* Your instructions: Please copy the listing lines word for word, starting at the line that contains "totals-row-shipping: Shipping Express" and ending after the line that contains "item-price: CAD $572".
-- Begin Material supplied --
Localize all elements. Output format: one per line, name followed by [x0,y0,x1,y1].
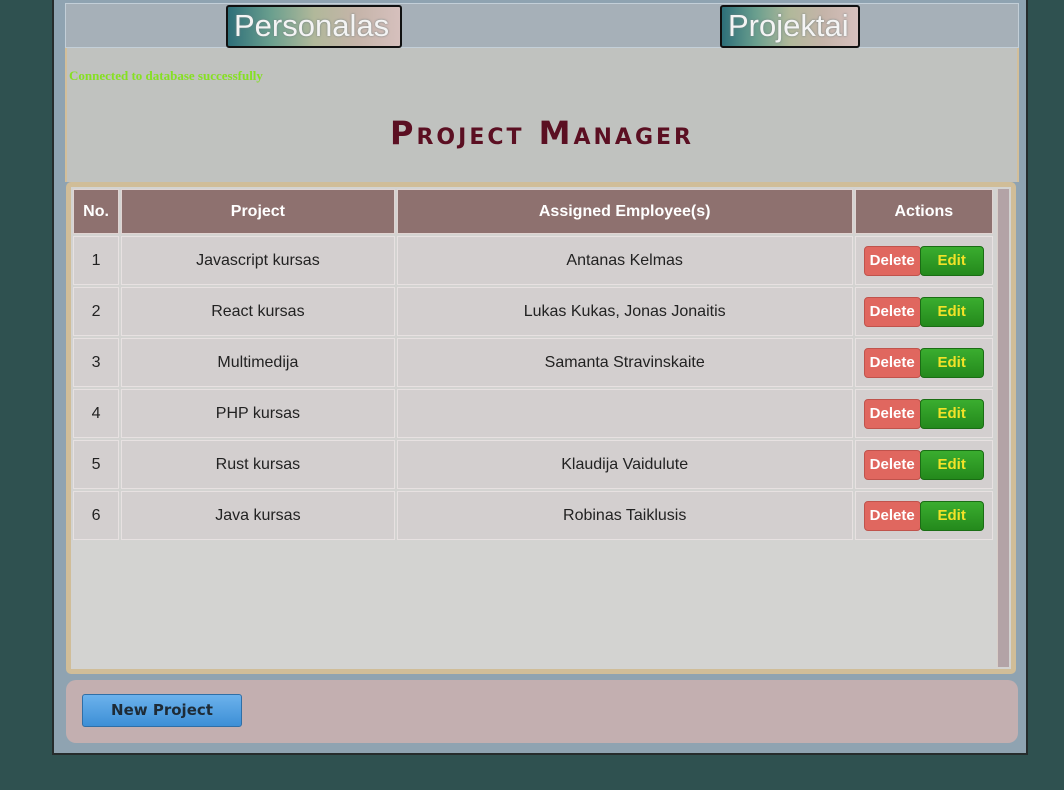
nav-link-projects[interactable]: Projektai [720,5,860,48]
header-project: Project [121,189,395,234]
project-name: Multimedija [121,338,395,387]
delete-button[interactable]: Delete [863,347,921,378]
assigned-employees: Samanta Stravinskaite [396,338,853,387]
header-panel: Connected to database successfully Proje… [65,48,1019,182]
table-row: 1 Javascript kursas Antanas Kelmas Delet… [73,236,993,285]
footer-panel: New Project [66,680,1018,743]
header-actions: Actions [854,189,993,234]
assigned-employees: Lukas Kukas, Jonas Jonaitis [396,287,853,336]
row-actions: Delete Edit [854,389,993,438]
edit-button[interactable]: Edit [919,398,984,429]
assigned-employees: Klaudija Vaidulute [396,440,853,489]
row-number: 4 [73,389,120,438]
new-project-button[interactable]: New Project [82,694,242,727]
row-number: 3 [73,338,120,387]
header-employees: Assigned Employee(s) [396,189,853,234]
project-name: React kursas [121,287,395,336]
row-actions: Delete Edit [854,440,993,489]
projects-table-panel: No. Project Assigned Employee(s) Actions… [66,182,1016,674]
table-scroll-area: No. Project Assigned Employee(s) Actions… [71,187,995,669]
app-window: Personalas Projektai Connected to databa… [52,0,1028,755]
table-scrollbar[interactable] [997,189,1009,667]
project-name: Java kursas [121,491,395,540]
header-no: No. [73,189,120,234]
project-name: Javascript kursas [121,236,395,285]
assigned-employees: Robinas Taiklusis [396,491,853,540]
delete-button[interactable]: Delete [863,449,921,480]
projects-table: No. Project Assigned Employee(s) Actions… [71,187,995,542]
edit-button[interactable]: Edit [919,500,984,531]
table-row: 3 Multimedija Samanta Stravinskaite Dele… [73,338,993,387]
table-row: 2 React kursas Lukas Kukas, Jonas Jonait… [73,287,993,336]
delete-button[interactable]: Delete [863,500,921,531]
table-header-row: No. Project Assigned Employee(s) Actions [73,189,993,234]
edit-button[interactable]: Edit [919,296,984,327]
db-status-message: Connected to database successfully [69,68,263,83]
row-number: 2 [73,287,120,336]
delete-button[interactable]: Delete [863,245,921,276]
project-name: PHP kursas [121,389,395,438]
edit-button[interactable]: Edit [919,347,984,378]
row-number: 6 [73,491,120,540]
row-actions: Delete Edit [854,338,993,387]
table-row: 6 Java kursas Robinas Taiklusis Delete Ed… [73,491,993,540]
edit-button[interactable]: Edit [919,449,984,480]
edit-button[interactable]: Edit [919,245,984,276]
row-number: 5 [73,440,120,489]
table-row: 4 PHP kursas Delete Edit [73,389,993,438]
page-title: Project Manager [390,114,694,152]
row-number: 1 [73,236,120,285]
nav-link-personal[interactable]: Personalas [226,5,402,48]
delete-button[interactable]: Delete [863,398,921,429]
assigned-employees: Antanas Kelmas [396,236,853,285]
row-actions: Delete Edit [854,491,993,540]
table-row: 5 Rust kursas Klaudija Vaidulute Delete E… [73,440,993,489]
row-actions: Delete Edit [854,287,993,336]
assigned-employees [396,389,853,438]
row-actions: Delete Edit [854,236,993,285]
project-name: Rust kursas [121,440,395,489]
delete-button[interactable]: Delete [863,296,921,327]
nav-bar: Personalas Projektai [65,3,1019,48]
-- End Material supplied --
-- Begin Material supplied --
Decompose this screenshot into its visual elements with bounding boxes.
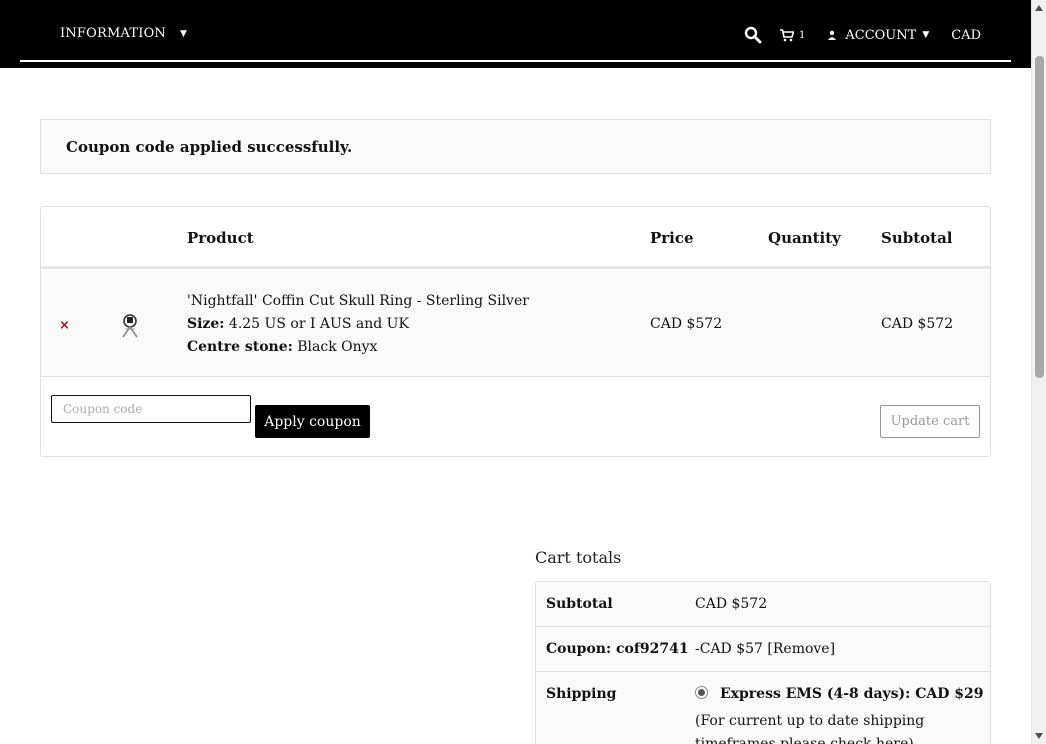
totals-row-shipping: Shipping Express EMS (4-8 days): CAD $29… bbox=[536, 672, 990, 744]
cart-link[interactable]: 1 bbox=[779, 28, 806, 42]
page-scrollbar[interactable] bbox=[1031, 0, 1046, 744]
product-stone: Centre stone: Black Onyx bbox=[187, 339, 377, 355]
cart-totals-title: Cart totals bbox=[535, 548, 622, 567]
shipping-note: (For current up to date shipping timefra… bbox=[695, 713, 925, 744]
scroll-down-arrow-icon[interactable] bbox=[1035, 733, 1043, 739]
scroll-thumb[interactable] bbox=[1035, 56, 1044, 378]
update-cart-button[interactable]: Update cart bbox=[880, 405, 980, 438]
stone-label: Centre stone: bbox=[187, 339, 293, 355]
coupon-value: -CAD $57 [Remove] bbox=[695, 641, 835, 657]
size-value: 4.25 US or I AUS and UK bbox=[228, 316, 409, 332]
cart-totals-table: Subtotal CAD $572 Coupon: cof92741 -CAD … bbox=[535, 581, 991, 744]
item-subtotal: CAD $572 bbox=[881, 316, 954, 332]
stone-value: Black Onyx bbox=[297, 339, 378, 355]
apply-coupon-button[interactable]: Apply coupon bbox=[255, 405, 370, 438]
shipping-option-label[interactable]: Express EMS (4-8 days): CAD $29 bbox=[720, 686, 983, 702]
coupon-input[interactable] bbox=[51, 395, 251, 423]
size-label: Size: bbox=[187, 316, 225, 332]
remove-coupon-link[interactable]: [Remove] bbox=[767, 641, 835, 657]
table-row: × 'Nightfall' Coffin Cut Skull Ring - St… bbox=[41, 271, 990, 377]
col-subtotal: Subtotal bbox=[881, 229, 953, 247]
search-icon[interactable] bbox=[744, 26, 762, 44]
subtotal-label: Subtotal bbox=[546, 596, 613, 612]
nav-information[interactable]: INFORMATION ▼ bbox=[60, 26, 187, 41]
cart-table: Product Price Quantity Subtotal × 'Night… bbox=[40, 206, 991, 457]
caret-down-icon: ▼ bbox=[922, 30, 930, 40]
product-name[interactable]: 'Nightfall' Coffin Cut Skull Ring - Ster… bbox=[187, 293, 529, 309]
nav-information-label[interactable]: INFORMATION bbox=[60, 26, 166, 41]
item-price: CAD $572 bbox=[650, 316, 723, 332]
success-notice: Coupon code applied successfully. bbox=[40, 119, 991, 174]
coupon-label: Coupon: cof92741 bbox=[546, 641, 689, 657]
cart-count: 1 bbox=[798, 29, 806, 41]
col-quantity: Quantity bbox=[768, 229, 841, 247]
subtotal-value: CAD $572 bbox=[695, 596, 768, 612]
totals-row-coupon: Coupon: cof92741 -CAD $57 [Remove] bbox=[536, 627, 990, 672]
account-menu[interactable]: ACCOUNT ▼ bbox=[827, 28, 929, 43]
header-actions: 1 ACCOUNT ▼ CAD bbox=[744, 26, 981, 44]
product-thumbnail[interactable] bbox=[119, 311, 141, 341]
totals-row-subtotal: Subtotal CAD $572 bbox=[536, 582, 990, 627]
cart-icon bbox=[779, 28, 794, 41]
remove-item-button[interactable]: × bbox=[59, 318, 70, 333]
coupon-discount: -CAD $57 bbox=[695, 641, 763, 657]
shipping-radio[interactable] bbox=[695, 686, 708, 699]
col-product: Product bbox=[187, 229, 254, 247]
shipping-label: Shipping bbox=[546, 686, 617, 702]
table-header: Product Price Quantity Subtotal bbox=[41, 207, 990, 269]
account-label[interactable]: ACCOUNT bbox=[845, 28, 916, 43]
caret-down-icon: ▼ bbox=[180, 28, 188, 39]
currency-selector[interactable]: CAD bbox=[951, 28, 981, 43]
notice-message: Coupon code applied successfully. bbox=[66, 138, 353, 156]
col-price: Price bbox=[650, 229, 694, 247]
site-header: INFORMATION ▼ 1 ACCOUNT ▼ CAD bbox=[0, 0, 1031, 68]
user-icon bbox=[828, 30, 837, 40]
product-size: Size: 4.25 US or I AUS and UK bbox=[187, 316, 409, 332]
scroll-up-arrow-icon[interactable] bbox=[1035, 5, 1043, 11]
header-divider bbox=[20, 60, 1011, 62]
-- End Material supplied --
* Exercise result:
totals-row-shipping: Shipping Express EMS (4-8 days): CAD $29… bbox=[536, 672, 990, 744]
cart-link[interactable]: 1 bbox=[779, 28, 806, 42]
page-scrollbar[interactable] bbox=[1031, 0, 1046, 744]
product-stone: Centre stone: Black Onyx bbox=[187, 339, 377, 355]
cart-totals-title: Cart totals bbox=[535, 548, 622, 567]
shipping-note: (For current up to date shipping timefra… bbox=[695, 713, 925, 744]
scroll-down-arrow-icon[interactable] bbox=[1035, 733, 1043, 739]
scroll-thumb[interactable] bbox=[1035, 56, 1044, 378]
update-cart-button[interactable]: Update cart bbox=[880, 405, 980, 438]
stone-label: Centre stone: bbox=[187, 339, 293, 355]
coupon-value: -CAD $57 [Remove] bbox=[695, 641, 835, 657]
size-value: 4.25 US or I AUS and UK bbox=[228, 316, 409, 332]
cart-totals-table: Subtotal CAD $572 Coupon: cof92741 -CAD … bbox=[535, 581, 991, 744]
item-subtotal: CAD $572 bbox=[881, 316, 954, 332]
stone-value: Black Onyx bbox=[297, 339, 378, 355]
apply-coupon-button[interactable]: Apply coupon bbox=[255, 405, 370, 438]
shipping-option-label[interactable]: Express EMS (4-8 days): CAD $29 bbox=[720, 686, 983, 702]
coupon-input[interactable] bbox=[51, 395, 251, 423]
size-label: Size: bbox=[187, 316, 225, 332]
remove-coupon-link[interactable]: [Remove] bbox=[767, 641, 835, 657]
table-row: × 'Nightfall' Coffin Cut Skull Ring - St… bbox=[41, 271, 990, 377]
col-subtotal: Subtotal bbox=[881, 229, 953, 247]
search-icon[interactable] bbox=[744, 26, 762, 44]
subtotal-label: Subtotal bbox=[546, 596, 613, 612]
nav-information[interactable]: INFORMATION ▼ bbox=[60, 26, 187, 41]
cart-table: Product Price Quantity Subtotal × 'Night… bbox=[40, 206, 991, 457]
caret-down-icon: ▼ bbox=[922, 30, 930, 40]
product-name[interactable]: 'Nightfall' Coffin Cut Skull Ring - Ster… bbox=[187, 293, 529, 309]
nav-information-label[interactable]: INFORMATION bbox=[60, 26, 166, 41]
item-price: CAD $572 bbox=[650, 316, 723, 332]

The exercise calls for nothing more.